Figure record listings:
-------------------------
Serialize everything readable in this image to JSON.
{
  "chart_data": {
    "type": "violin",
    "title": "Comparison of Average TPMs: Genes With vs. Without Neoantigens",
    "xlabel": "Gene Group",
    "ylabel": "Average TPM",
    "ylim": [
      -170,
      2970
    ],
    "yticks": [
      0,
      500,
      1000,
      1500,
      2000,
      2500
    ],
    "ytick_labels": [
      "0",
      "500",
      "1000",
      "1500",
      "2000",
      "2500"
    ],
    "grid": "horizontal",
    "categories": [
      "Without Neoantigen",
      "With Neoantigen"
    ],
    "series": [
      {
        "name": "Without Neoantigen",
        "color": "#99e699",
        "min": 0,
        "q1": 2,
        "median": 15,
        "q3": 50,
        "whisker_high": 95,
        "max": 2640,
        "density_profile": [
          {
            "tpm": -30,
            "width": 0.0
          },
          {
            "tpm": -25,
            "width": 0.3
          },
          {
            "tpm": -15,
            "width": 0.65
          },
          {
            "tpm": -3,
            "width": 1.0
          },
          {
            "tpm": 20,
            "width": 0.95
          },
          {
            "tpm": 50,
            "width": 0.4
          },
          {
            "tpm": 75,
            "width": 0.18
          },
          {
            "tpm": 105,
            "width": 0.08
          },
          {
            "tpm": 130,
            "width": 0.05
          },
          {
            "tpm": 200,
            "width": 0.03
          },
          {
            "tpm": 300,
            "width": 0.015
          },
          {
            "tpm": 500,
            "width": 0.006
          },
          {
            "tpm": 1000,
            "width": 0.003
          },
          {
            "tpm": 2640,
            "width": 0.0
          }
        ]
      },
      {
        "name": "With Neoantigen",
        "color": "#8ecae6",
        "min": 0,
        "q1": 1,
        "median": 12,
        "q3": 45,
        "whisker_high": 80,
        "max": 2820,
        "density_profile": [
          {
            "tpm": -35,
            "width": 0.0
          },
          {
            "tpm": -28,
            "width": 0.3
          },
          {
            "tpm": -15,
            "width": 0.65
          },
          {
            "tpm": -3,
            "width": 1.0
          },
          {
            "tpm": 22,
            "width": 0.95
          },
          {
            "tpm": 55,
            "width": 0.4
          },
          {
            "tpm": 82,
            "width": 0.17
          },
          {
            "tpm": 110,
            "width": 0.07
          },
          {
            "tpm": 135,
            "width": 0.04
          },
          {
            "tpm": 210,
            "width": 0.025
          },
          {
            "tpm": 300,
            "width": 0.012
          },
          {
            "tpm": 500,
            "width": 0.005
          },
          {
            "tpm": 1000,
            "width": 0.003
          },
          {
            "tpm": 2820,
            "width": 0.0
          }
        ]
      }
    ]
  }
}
-------------------------
## [Assignment]
A verbatim copy of all the entries above is requested.

## [Task output]
Serialize everything readable in this image to JSON.
{
  "chart_data": {
    "type": "violin",
    "title": "Comparison of Average TPMs: Genes With vs. Without Neoantigens",
    "xlabel": "Gene Group",
    "ylabel": "Average TPM",
    "ylim": [
      -170,
      2970
    ],
    "yticks": [
      0,
      500,
      1000,
      1500,
      2000,
      2500
    ],
    "ytick_labels": [
      "0",
      "500",
      "1000",
      "1500",
      "2000",
      "2500"
    ],
    "grid": "horizontal",
    "categories": [
      "Without Neoantigen",
      "With Neoantigen"
    ],
    "series": [
      {
        "name": "Without Neoantigen",
        "color": "#99e699",
        "min": 0,
        "q1": 2,
        "median": 15,
        "q3": 50,
        "whisker_high": 95,
        "max": 2640,
        "density_profile": [
          {
            "tpm": -30,
            "width": 0.0
          },
          {
            "tpm": -25,
            "width": 0.3
          },
          {
            "tpm": -15,
            "width": 0.65
          },
          {
            "tpm": -3,
            "width": 1.0
          },
          {
            "tpm": 20,
            "width": 0.95
          },
          {
            "tpm": 50,
            "width": 0.4
          },
          {
            "tpm": 75,
            "width": 0.18
          },
          {
            "tpm": 105,
            "width": 0.08
          },
          {
            "tpm": 130,
            "width": 0.05
          },
          {
            "tpm": 200,
            "width": 0.03
          },
          {
            "tpm": 300,
            "width": 0.015
          },
          {
            "tpm": 500,
            "width": 0.006
          },
          {
            "tpm": 1000,
            "width": 0.003
          },
          {
            "tpm": 2640,
            "width": 0.0
          }
        ]
      },
      {
        "name": "With Neoantigen",
        "color": "#8ecae6",
        "min": 0,
        "q1": 1,
        "median": 12,
        "q3": 45,
        "whisker_high": 80,
        "max": 2820,
        "density_profile": [
          {
            "tpm": -35,
            "width": 0.0
          },
          {
            "tpm": -28,
            "width": 0.3
          },
          {
            "tpm": -15,
            "width": 0.65
          },
          {
            "tpm": -3,
            "width": 1.0
          },
          {
            "tpm": 22,
            "width": 0.95
          },
          {
            "tpm": 55,
            "width": 0.4
          },
          {
            "tpm": 82,
            "width": 0.17
          },
          {
            "tpm": 110,
            "width": 0.07
          },
          {
            "tpm": 135,
            "width": 0.04
          },
          {
            "tpm": 210,
            "width": 0.025
          },
          {
            "tpm": 300,
            "width": 0.012
          },
          {
            "tpm": 500,
            "width": 0.005
          },
          {
            "tpm": 1000,
            "width": 0.003
          },
          {
            "tpm": 2820,
            "width": 0.0
          }
        ]
      }
    ]
  }
}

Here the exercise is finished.